■ EXERCISE GOAL
Write out exactly the lines from the one containing "Read this page and output its text content." through the last line of the records below, both included, and leave out any pictures.

■ RECORDS SHOWN
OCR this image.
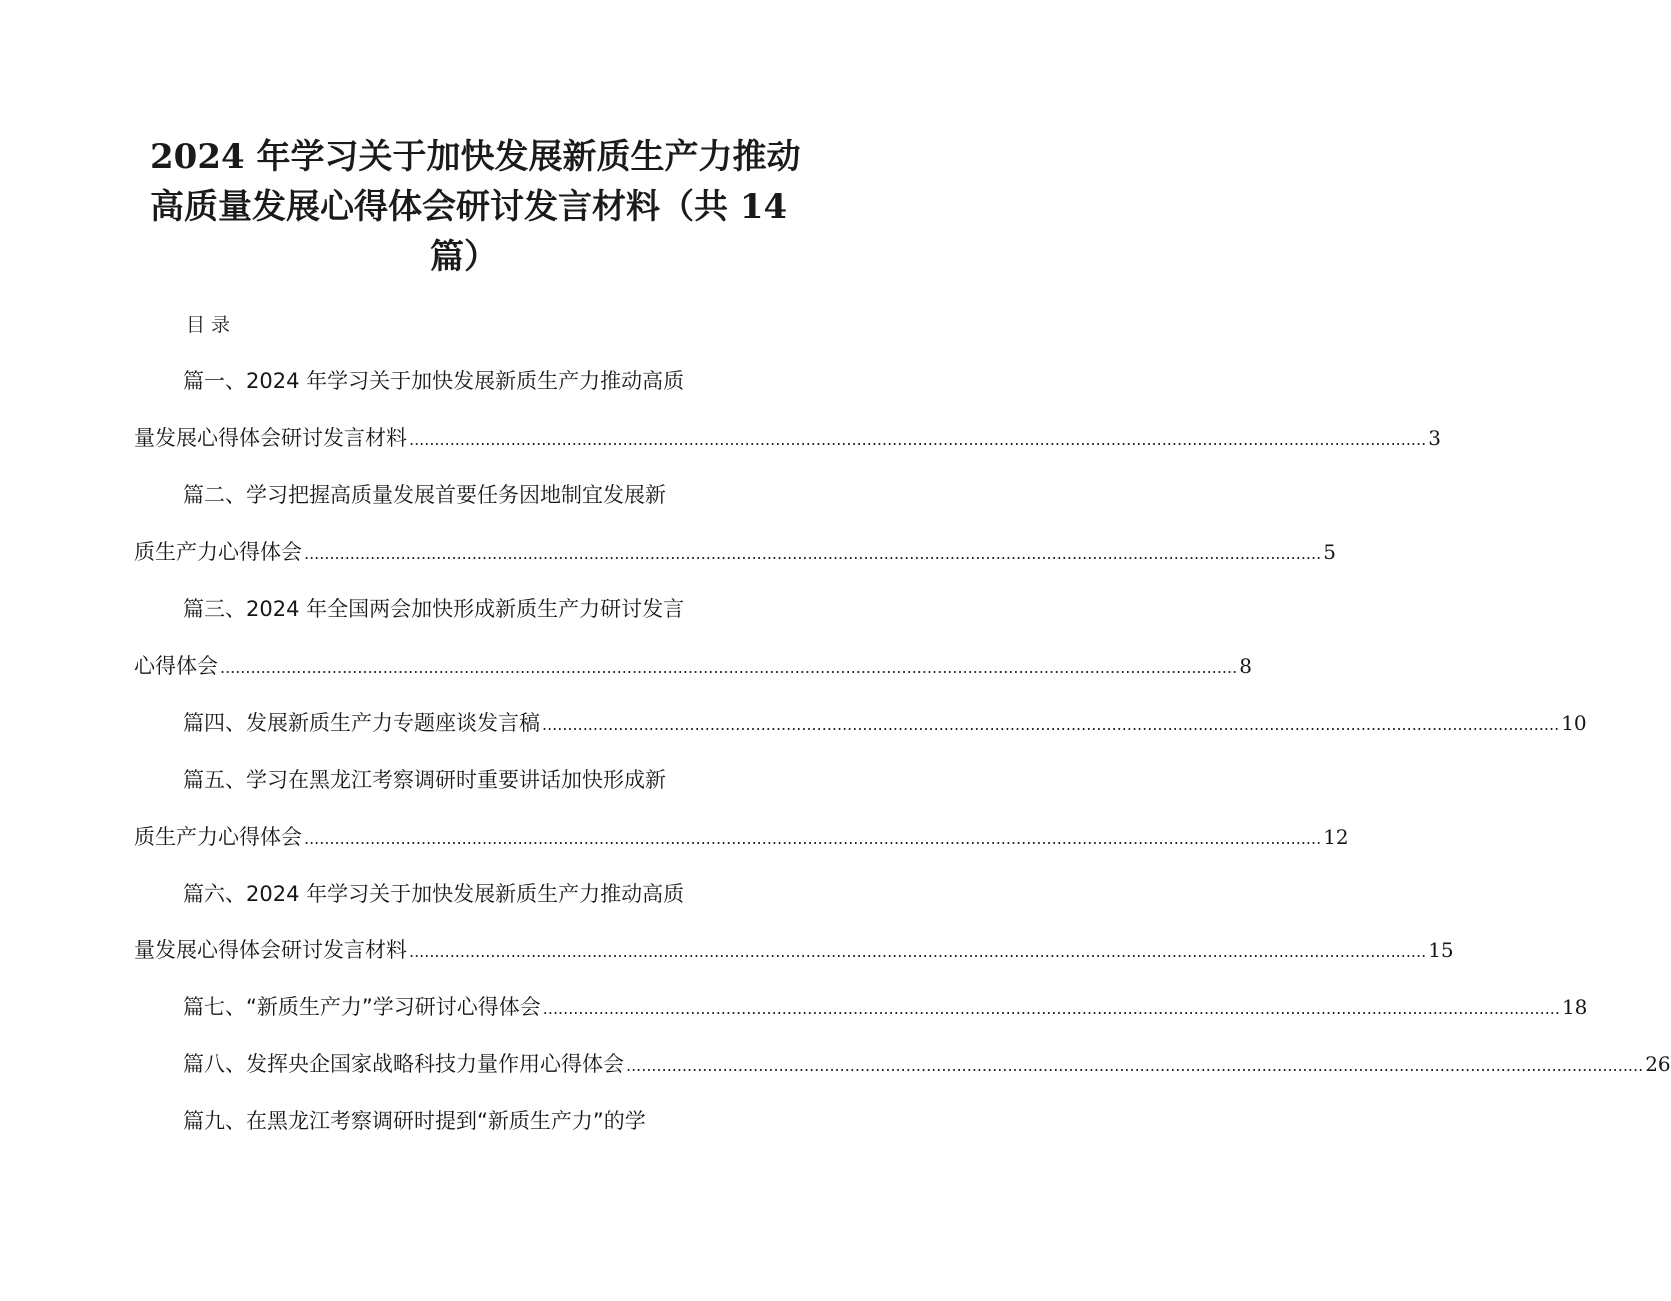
2024 年学习关于加快发展新质生产力推动
高质量发展心得体会研讨发言材料（共 14
篇）
目录
篇一、2024 年学习关于加快发展新质生产力推动高质
量发展心得体会研讨发言材料 ........................................................................................................................................................................................................ 3
篇二、学习把握高质量发展首要任务因地制宜发展新
质生产力心得体会 ........................................................................................................................................................................................................ 5
篇三、2024 年全国两会加快形成新质生产力研讨发言
心得体会 ........................................................................................................................................................................................................ 8
篇四、发展新质生产力专题座谈发言稿 ........................................................................................................................................................................................................ 10
篇五、学习在黑龙江考察调研时重要讲话加快形成新
质生产力心得体会 ........................................................................................................................................................................................................ 12
篇六、2024 年学习关于加快发展新质生产力推动高质
量发展心得体会研讨发言材料 ........................................................................................................................................................................................................ 15
篇七、“新质生产力”学习研讨心得体会 ........................................................................................................................................................................................................ 18
篇八、发挥央企国家战略科技力量作用心得体会 ........................................................................................................................................................................................................ 26
篇九、在黑龙江考察调研时提到“新质生产力”的学
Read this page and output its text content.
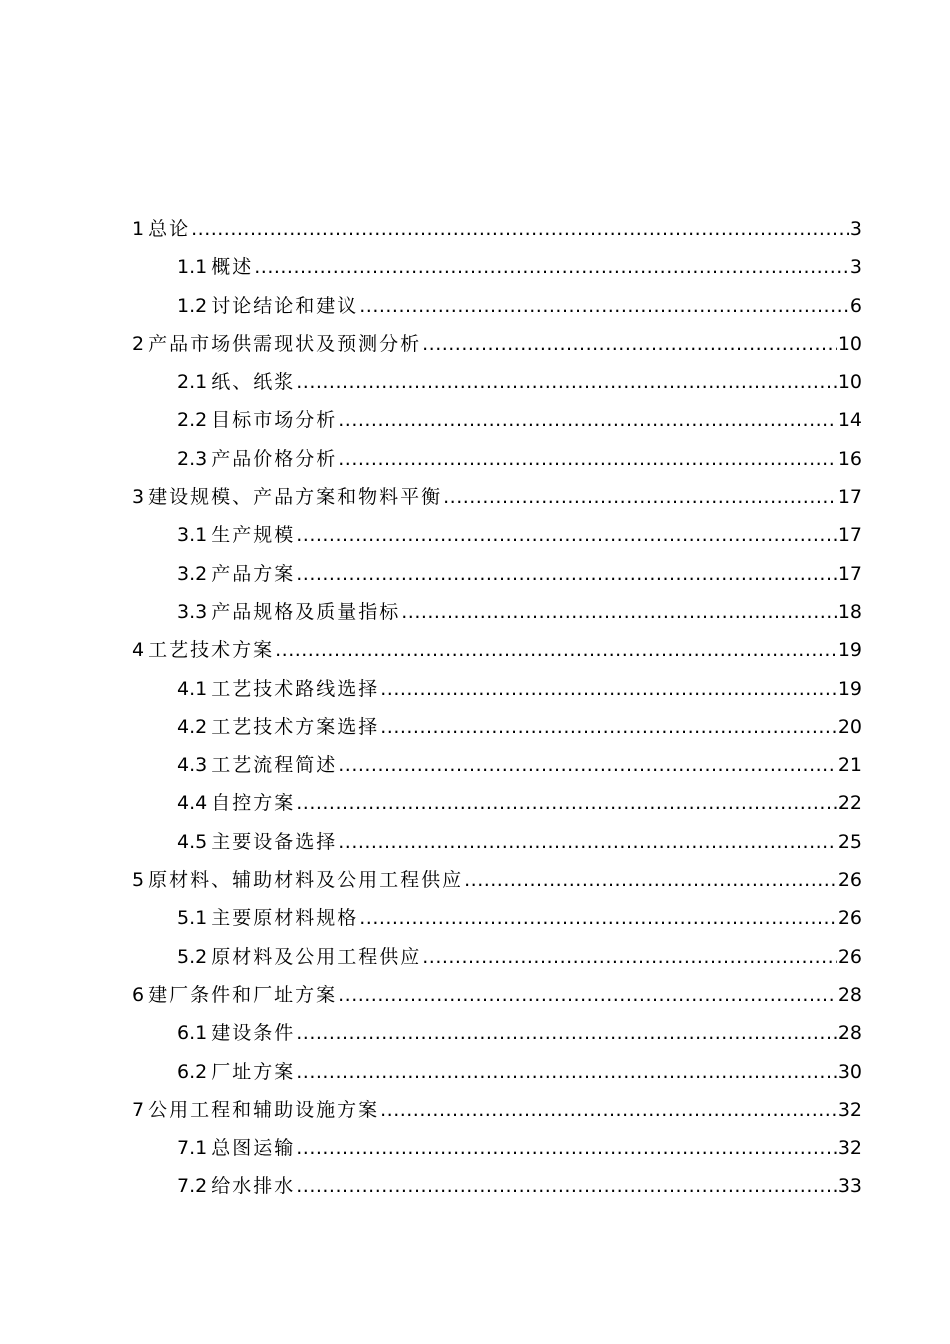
1 总论 .....	3
1.1 概述 .....	3
1.2 讨论结论和建议 .....	6
2 产品市场供需现状及预测分析 .....	10
2.1 纸、纸浆 .....	10
2.2 目标市场分析 .....	14
2.3 产品价格分析 .....	16
3 建设规模、产品方案和物料平衡 .....	17
3.1 生产规模 .....	17
3.2 产品方案 .....	17
3.3 产品规格及质量指标 .....	18
4 工艺技术方案 .....	19
4.1 工艺技术路线选择 .....	19
4.2 工艺技术方案选择 .....	20
4.3 工艺流程简述 .....	21
4.4 自控方案 .....	22
4.5 主要设备选择 .....	25
5 原材料、辅助材料及公用工程供应 .....	26
5.1 主要原材料规格 .....	26
5.2 原材料及公用工程供应 .....	26
6 建厂条件和厂址方案 .....	28
6.1 建设条件 .....	28
6.2 厂址方案 .....	30
7 公用工程和辅助设施方案 .....	32
7.1 总图运输 .....	32
7.2 给水排水 .....	33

■ THE REPLY
Read this page and output its text content.
1 总论 .....	3
1.1 概述 .....	3
1.2 讨论结论和建议 .....	6
2 产品市场供需现状及预测分析 .....	10
2.1 纸、纸浆 .....	10
2.2 目标市场分析 .....	14
2.3 产品价格分析 .....	16
3 建设规模、产品方案和物料平衡 .....	17
3.1 生产规模 .....	17
3.2 产品方案 .....	17
3.3 产品规格及质量指标 .....	18
4 工艺技术方案 .....	19
4.1 工艺技术路线选择 .....	19
4.2 工艺技术方案选择 .....	20
4.3 工艺流程简述 .....	21
4.4 自控方案 .....	22
4.5 主要设备选择 .....	25
5 原材料、辅助材料及公用工程供应 .....	26
5.1 主要原材料规格 .....	26
5.2 原材料及公用工程供应 .....	26
6 建厂条件和厂址方案 .....	28
6.1 建设条件 .....	28
6.2 厂址方案 .....	30
7 公用工程和辅助设施方案 .....	32
7.1 总图运输 .....	32
7.2 给水排水 .....	33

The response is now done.